**REQUIRED TASK**
Make an exact transcription of the material, leaving out all images.

**PROVIDED RECORDS**
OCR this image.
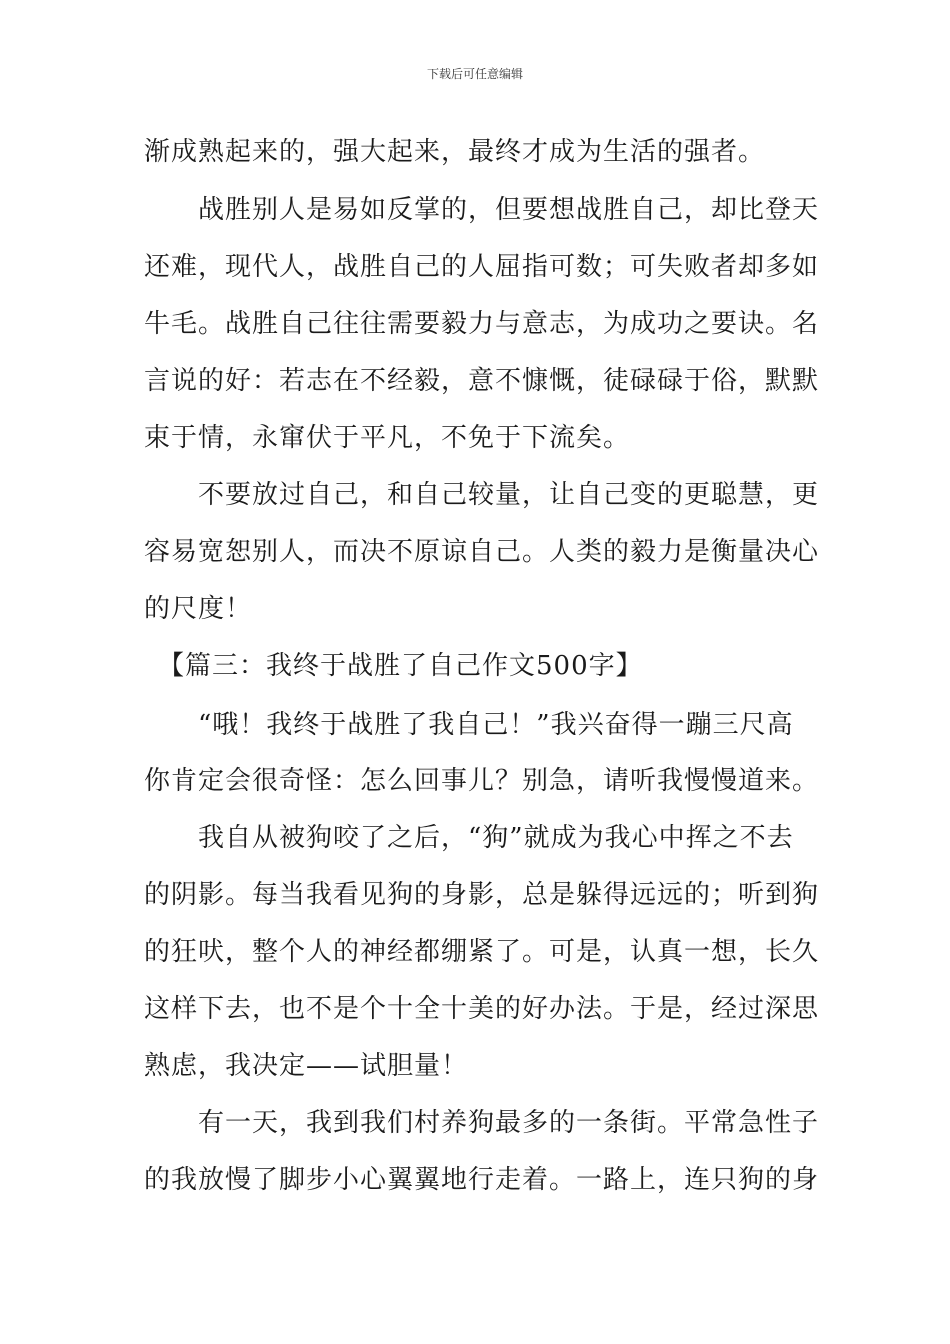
下载后可任意编辑
渐成熟起来的，强大起来，最终才成为生活的强者。
　　战胜别人是易如反掌的，但要想战胜自己，却比登天
还难，现代人，战胜自己的人屈指可数；可失败者却多如
牛毛。战胜自己往往需要毅力与意志，为成功之要诀。名
言说的好：若志在不经毅，意不慷慨，徒碌碌于俗，默默
束于情，永窜伏于平凡，不免于下流矣。
　　不要放过自己，和自己较量，让自己变的更聪慧，更
容易宽恕别人，而决不原谅自己。人类的毅力是衡量决心
的尺度！
　【篇三：我终于战胜了自己作文500字】
　　“哦！我终于战胜了我自己！”我兴奋得一蹦三尺高
你肯定会很奇怪：怎么回事儿？别急，请听我慢慢道来。
　　我自从被狗咬了之后，“狗”就成为我心中挥之不去
的阴影。每当我看见狗的身影，总是躲得远远的；听到狗
的狂吠，整个人的神经都绷紧了。可是，认真一想，长久
这样下去，也不是个十全十美的好办法。于是，经过深思
熟虑，我决定——试胆量！
　　有一天，我到我们村养狗最多的一条街。平常急性子
的我放慢了脚步小心翼翼地行走着。一路上，连只狗的身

**COMPLETE OUTPUT**
OCR this image.
下载后可任意编辑
渐成熟起来的，强大起来，最终才成为生活的强者。
　　战胜别人是易如反掌的，但要想战胜自己，却比登天
还难，现代人，战胜自己的人屈指可数；可失败者却多如
牛毛。战胜自己往往需要毅力与意志，为成功之要诀。名
言说的好：若志在不经毅，意不慷慨，徒碌碌于俗，默默
束于情，永窜伏于平凡，不免于下流矣。
　　不要放过自己，和自己较量，让自己变的更聪慧，更
容易宽恕别人，而决不原谅自己。人类的毅力是衡量决心
的尺度！
　【篇三：我终于战胜了自己作文500字】
　　“哦！我终于战胜了我自己！”我兴奋得一蹦三尺高
你肯定会很奇怪：怎么回事儿？别急，请听我慢慢道来。
　　我自从被狗咬了之后，“狗”就成为我心中挥之不去
的阴影。每当我看见狗的身影，总是躲得远远的；听到狗
的狂吠，整个人的神经都绷紧了。可是，认真一想，长久
这样下去，也不是个十全十美的好办法。于是，经过深思
熟虑，我决定——试胆量！
　　有一天，我到我们村养狗最多的一条街。平常急性子
的我放慢了脚步小心翼翼地行走着。一路上，连只狗的身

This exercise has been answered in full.